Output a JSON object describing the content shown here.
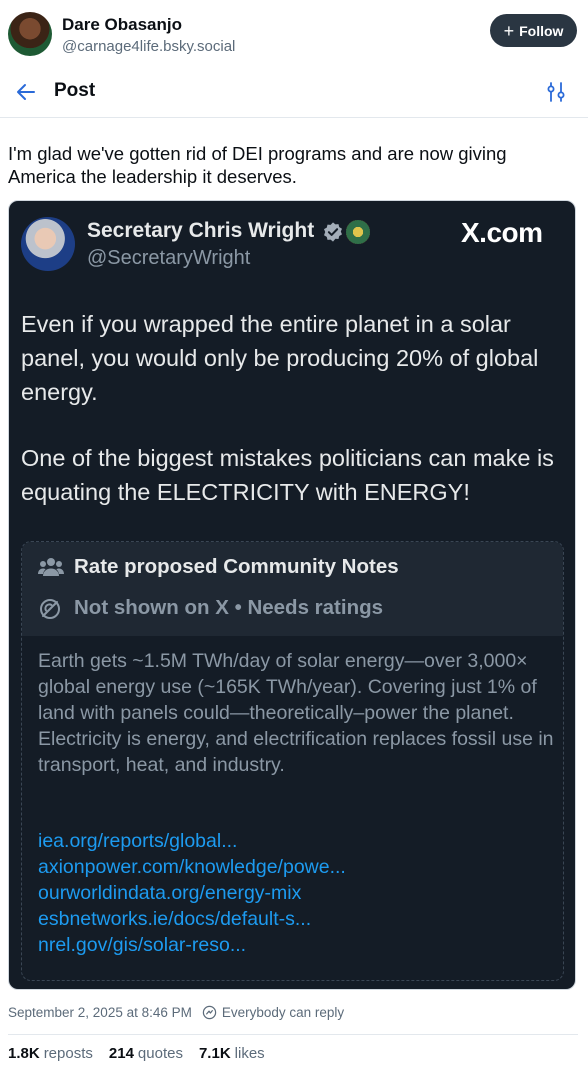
{
  "author": {
    "name": "Dare Obasanjo",
    "handle": "@carnage4life.bsky.social",
    "follow_label": "Follow"
  },
  "nav": {
    "title": "Post"
  },
  "post": {
    "text": "I'm glad we've gotten rid of DEI programs and are now giving America the leadership it deserves."
  },
  "embed": {
    "name": "Secretary Chris Wright",
    "handle": "@SecretaryWright",
    "brand": "X.com",
    "body1": "Even if you wrapped the entire planet in a solar panel, you would only be producing 20% of global energy.",
    "body2": "One of the biggest mistakes politicians can make is equating the ELECTRICITY with ENERGY!",
    "note": {
      "title": "Rate proposed Community Notes",
      "status": "Not shown on X • Needs ratings",
      "text": "Earth gets ~1.5M TWh/day of solar energy—over 3,000× global energy use (~165K TWh/year). Covering just 1% of land with panels could—theoretically–power the planet. Electricity is energy, and electrification replaces fossil use in transport, heat, and industry.",
      "links": [
        "iea.org/reports/global...",
        "axionpower.com/knowledge/powe...",
        "ourworldindata.org/energy-mix",
        "esbnetworks.ie/docs/default-s...",
        "nrel.gov/gis/solar-reso..."
      ]
    }
  },
  "meta": {
    "timestamp": "September 2, 2025 at 8:46 PM",
    "reply_setting": "Everybody can reply"
  },
  "stats": {
    "reposts_count": "1.8K",
    "reposts_label": "reposts",
    "quotes_count": "214",
    "quotes_label": "quotes",
    "likes_count": "7.1K",
    "likes_label": "likes"
  },
  "colors": {
    "accent": "#1d9bf0",
    "embed_bg": "#141c26",
    "follow_bg": "#2a3642"
  },
  "icons": [
    "back-arrow-icon",
    "thread-settings-icon",
    "plus-icon",
    "verified-badge-icon",
    "people-icon",
    "eye-off-icon",
    "reply-settings-icon"
  ]
}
------------------------------
All entries must be written out again exactly as given, with no pictures in the copy.

Output a JSON object describing the content shown here.
{
  "author": {
    "name": "Dare Obasanjo",
    "handle": "@carnage4life.bsky.social",
    "follow_label": "Follow"
  },
  "nav": {
    "title": "Post"
  },
  "post": {
    "text": "I'm glad we've gotten rid of DEI programs and are now giving America the leadership it deserves."
  },
  "embed": {
    "name": "Secretary Chris Wright",
    "handle": "@SecretaryWright",
    "brand": "X.com",
    "body1": "Even if you wrapped the entire planet in a solar panel, you would only be producing 20% of global energy.",
    "body2": "One of the biggest mistakes politicians can make is equating the ELECTRICITY with ENERGY!",
    "note": {
      "title": "Rate proposed Community Notes",
      "status": "Not shown on X • Needs ratings",
      "text": "Earth gets ~1.5M TWh/day of solar energy—over 3,000× global energy use (~165K TWh/year). Covering just 1% of land with panels could—theoretically–power the planet. Electricity is energy, and electrification replaces fossil use in transport, heat, and industry.",
      "links": [
        "iea.org/reports/global...",
        "axionpower.com/knowledge/powe...",
        "ourworldindata.org/energy-mix",
        "esbnetworks.ie/docs/default-s...",
        "nrel.gov/gis/solar-reso..."
      ]
    }
  },
  "meta": {
    "timestamp": "September 2, 2025 at 8:46 PM",
    "reply_setting": "Everybody can reply"
  },
  "stats": {
    "reposts_count": "1.8K",
    "reposts_label": "reposts",
    "quotes_count": "214",
    "quotes_label": "quotes",
    "likes_count": "7.1K",
    "likes_label": "likes"
  },
  "colors": {
    "accent": "#1d9bf0",
    "embed_bg": "#141c26",
    "follow_bg": "#2a3642"
  },
  "icons": [
    "back-arrow-icon",
    "thread-settings-icon",
    "plus-icon",
    "verified-badge-icon",
    "people-icon",
    "eye-off-icon",
    "reply-settings-icon"
  ]
}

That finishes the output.